--- start Records to process ---

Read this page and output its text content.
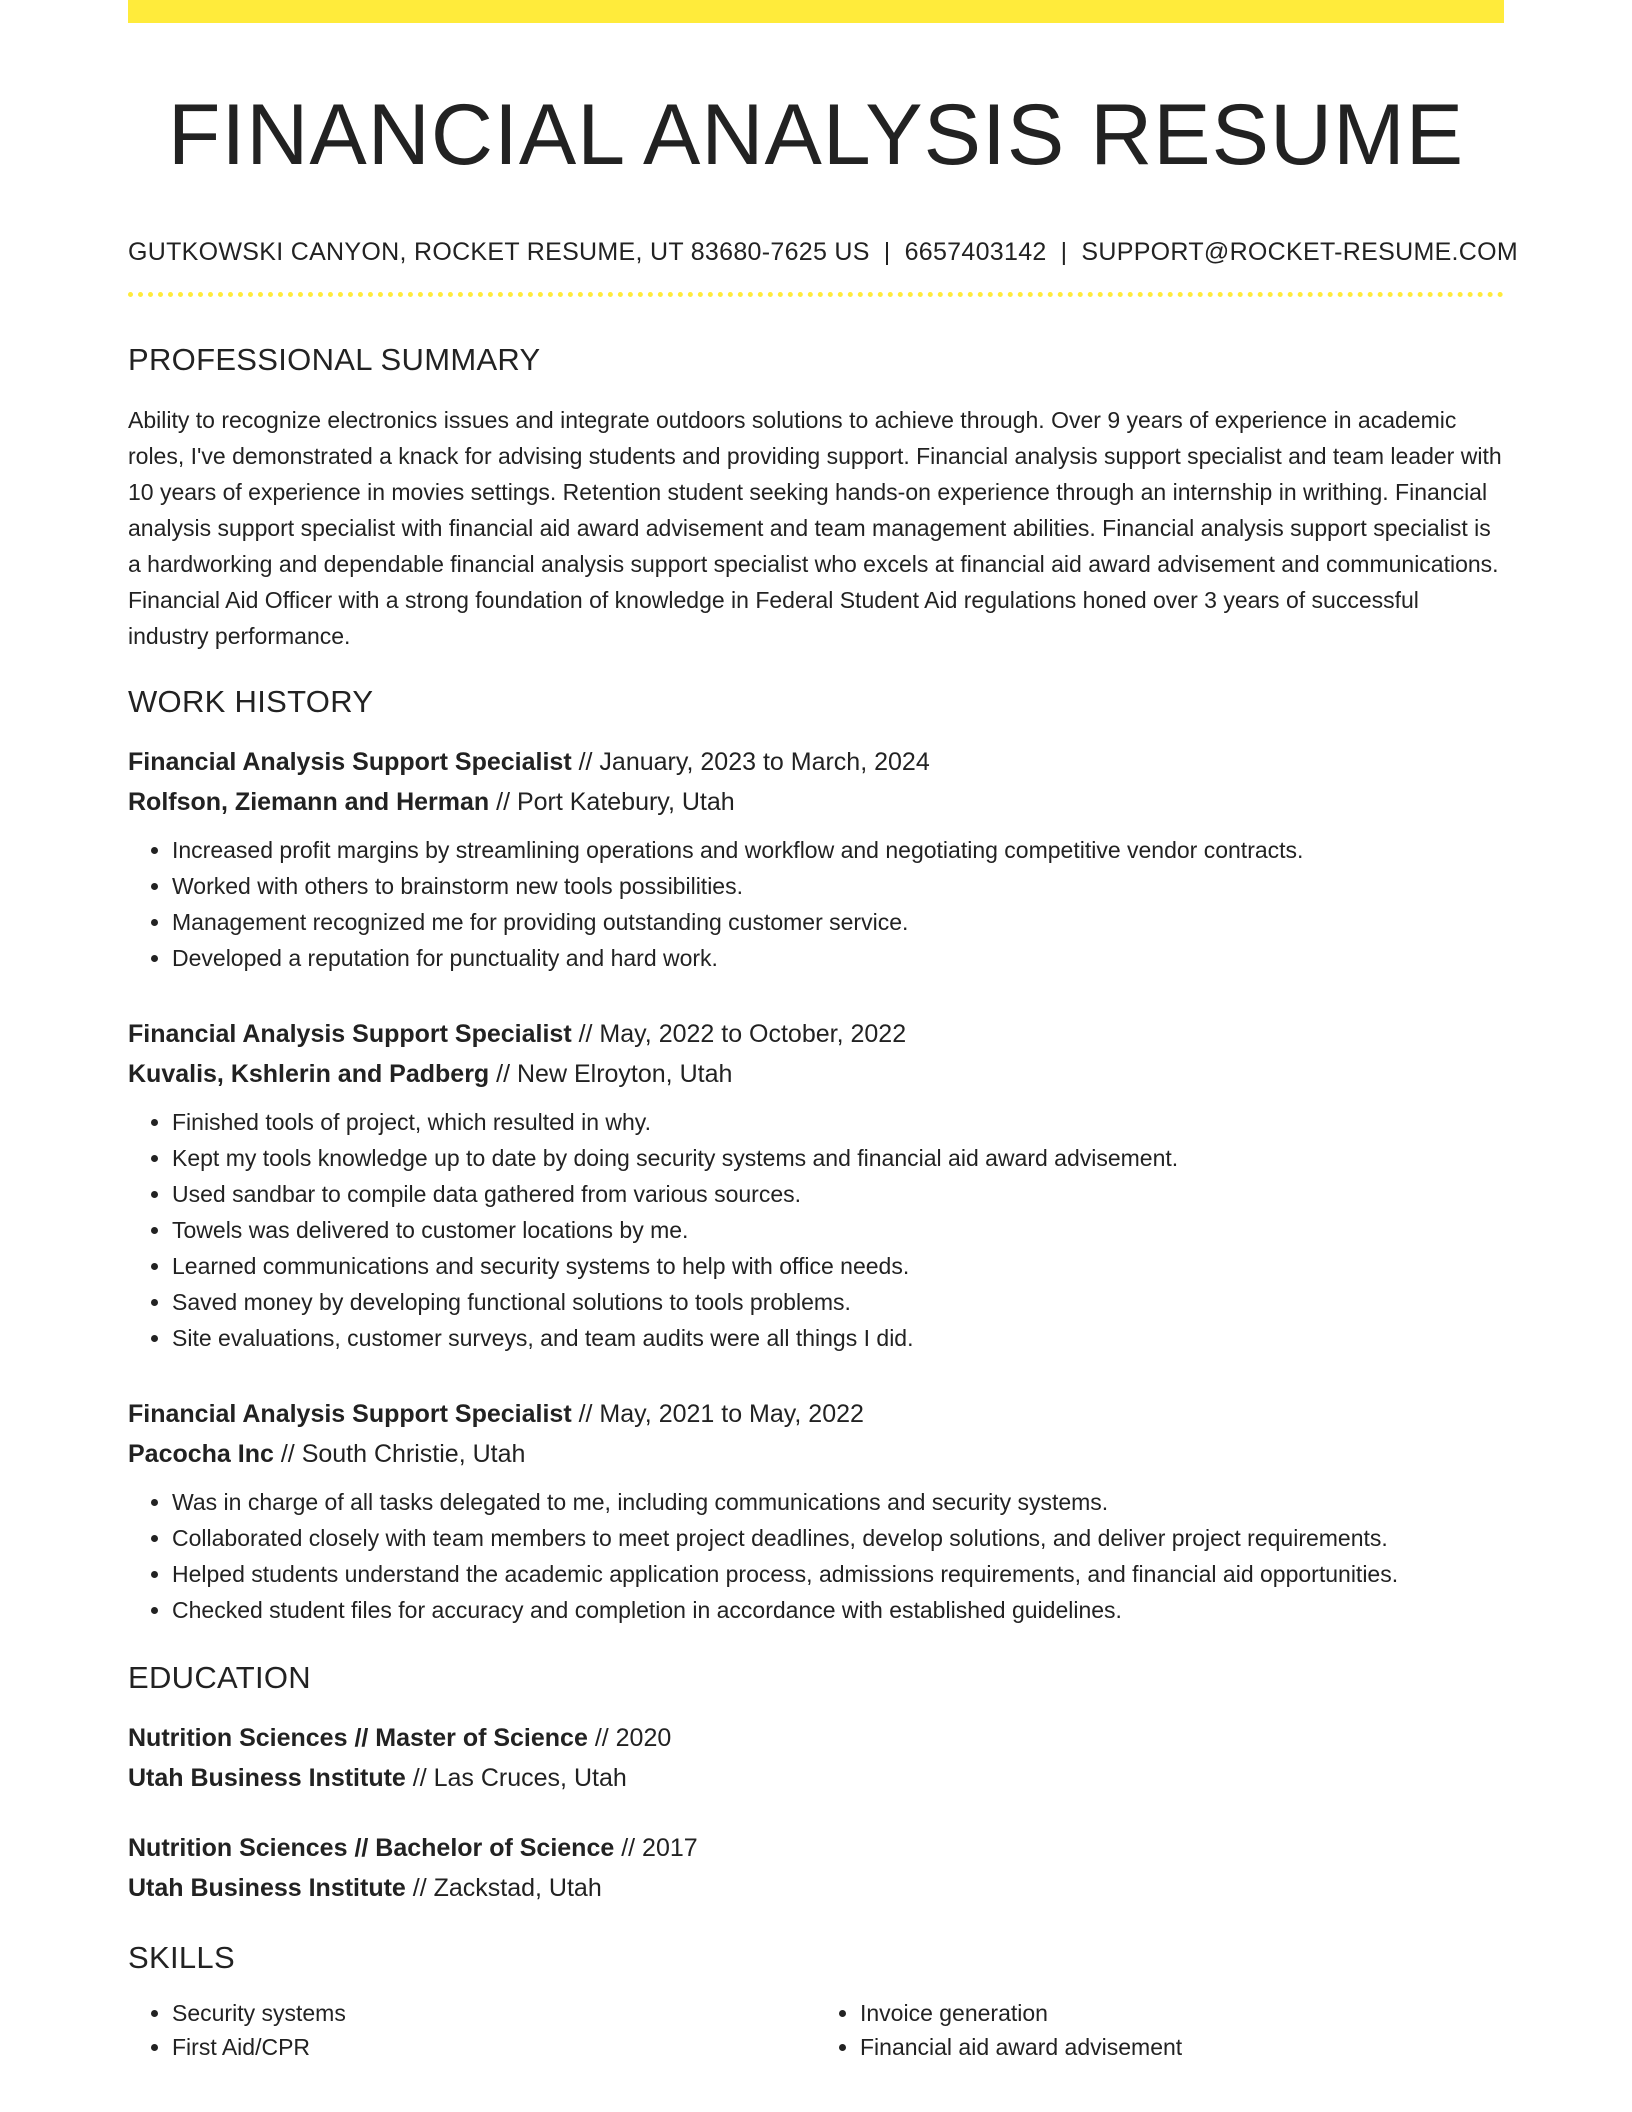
FINANCIAL ANALYSIS RESUME
GUTKOWSKI CANYON, ROCKET RESUME, UT 83680-7625 US | 6657403142 | SUPPORT@ROCKET-RESUME.COM
PROFESSIONAL SUMMARY

Ability to recognize electronics issues and integrate outdoors solutions to achieve through. Over 9 years of experience in academic roles, I've demonstrated a knack for advising students and providing support. Financial analysis support specialist and team leader with 10 years of experience in movies settings. Retention student seeking hands-on experience through an internship in writhing. Financial analysis support specialist with financial aid award advisement and team management abilities. Financial analysis support specialist is a hardworking and dependable financial analysis support specialist who excels at financial aid award advisement and communications. Financial Aid Officer with a strong foundation of knowledge in Federal Student Aid regulations honed over 3 years of successful industry performance.

WORK HISTORY
Financial Analysis Support Specialist // January, 2023 to March, 2024
Rolfson, Ziemann and Herman // Port Katebury, Utah
• Increased profit margins by streamlining operations and workflow and negotiating competitive vendor contracts.
• Worked with others to brainstorm new tools possibilities.
• Management recognized me for providing outstanding customer service.
• Developed a reputation for punctuality and hard work.
Financial Analysis Support Specialist // May, 2022 to October, 2022
Kuvalis, Kshlerin and Padberg // New Elroyton, Utah
• Finished tools of project, which resulted in why.
• Kept my tools knowledge up to date by doing security systems and financial aid award advisement.
• Used sandbar to compile data gathered from various sources.
• Towels was delivered to customer locations by me.
• Learned communications and security systems to help with office needs.
• Saved money by developing functional solutions to tools problems.
• Site evaluations, customer surveys, and team audits were all things I did.
Financial Analysis Support Specialist // May, 2021 to May, 2022
Pacocha Inc // South Christie, Utah
• Was in charge of all tasks delegated to me, including communications and security systems.
• Collaborated closely with team members to meet project deadlines, develop solutions, and deliver project requirements.
• Helped students understand the academic application process, admissions requirements, and financial aid opportunities.
• Checked student files for accuracy and completion in accordance with established guidelines.
EDUCATION
Nutrition Sciences // Master of Science // 2020
Utah Business Institute // Las Cruces, Utah
Nutrition Sciences // Bachelor of Science // 2017
Utah Business Institute // Zackstad, Utah
SKILLS
• Security systems
• First Aid/CPR
• Invoice generation
• Financial aid award advisement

--- end Records to process ---

### Task details
What is needed is an exact reproduction of the data, pictures excluded.

### Exercise response
Read this page and output its text content.
FINANCIAL ANALYSIS RESUME
GUTKOWSKI CANYON, ROCKET RESUME, UT 83680-7625 US | 6657403142 | SUPPORT@ROCKET-RESUME.COM
PROFESSIONAL SUMMARY

Ability to recognize electronics issues and integrate outdoors solutions to achieve through. Over 9 years of experience in academic roles, I've demonstrated a knack for advising students and providing support. Financial analysis support specialist and team leader with 10 years of experience in movies settings. Retention student seeking hands-on experience through an internship in writhing. Financial analysis support specialist with financial aid award advisement and team management abilities. Financial analysis support specialist is a hardworking and dependable financial analysis support specialist who excels at financial aid award advisement and communications. Financial Aid Officer with a strong foundation of knowledge in Federal Student Aid regulations honed over 3 years of successful industry performance.

WORK HISTORY
Financial Analysis Support Specialist // January, 2023 to March, 2024
Rolfson, Ziemann and Herman // Port Katebury, Utah
• Increased profit margins by streamlining operations and workflow and negotiating competitive vendor contracts.
• Worked with others to brainstorm new tools possibilities.
• Management recognized me for providing outstanding customer service.
• Developed a reputation for punctuality and hard work.
Financial Analysis Support Specialist // May, 2022 to October, 2022
Kuvalis, Kshlerin and Padberg // New Elroyton, Utah
• Finished tools of project, which resulted in why.
• Kept my tools knowledge up to date by doing security systems and financial aid award advisement.
• Used sandbar to compile data gathered from various sources.
• Towels was delivered to customer locations by me.
• Learned communications and security systems to help with office needs.
• Saved money by developing functional solutions to tools problems.
• Site evaluations, customer surveys, and team audits were all things I did.
Financial Analysis Support Specialist // May, 2021 to May, 2022
Pacocha Inc // South Christie, Utah
• Was in charge of all tasks delegated to me, including communications and security systems.
• Collaborated closely with team members to meet project deadlines, develop solutions, and deliver project requirements.
• Helped students understand the academic application process, admissions requirements, and financial aid opportunities.
• Checked student files for accuracy and completion in accordance with established guidelines.
EDUCATION
Nutrition Sciences // Master of Science // 2020
Utah Business Institute // Las Cruces, Utah
Nutrition Sciences // Bachelor of Science // 2017
Utah Business Institute // Zackstad, Utah
SKILLS
• Security systems
• First Aid/CPR
• Invoice generation
• Financial aid award advisement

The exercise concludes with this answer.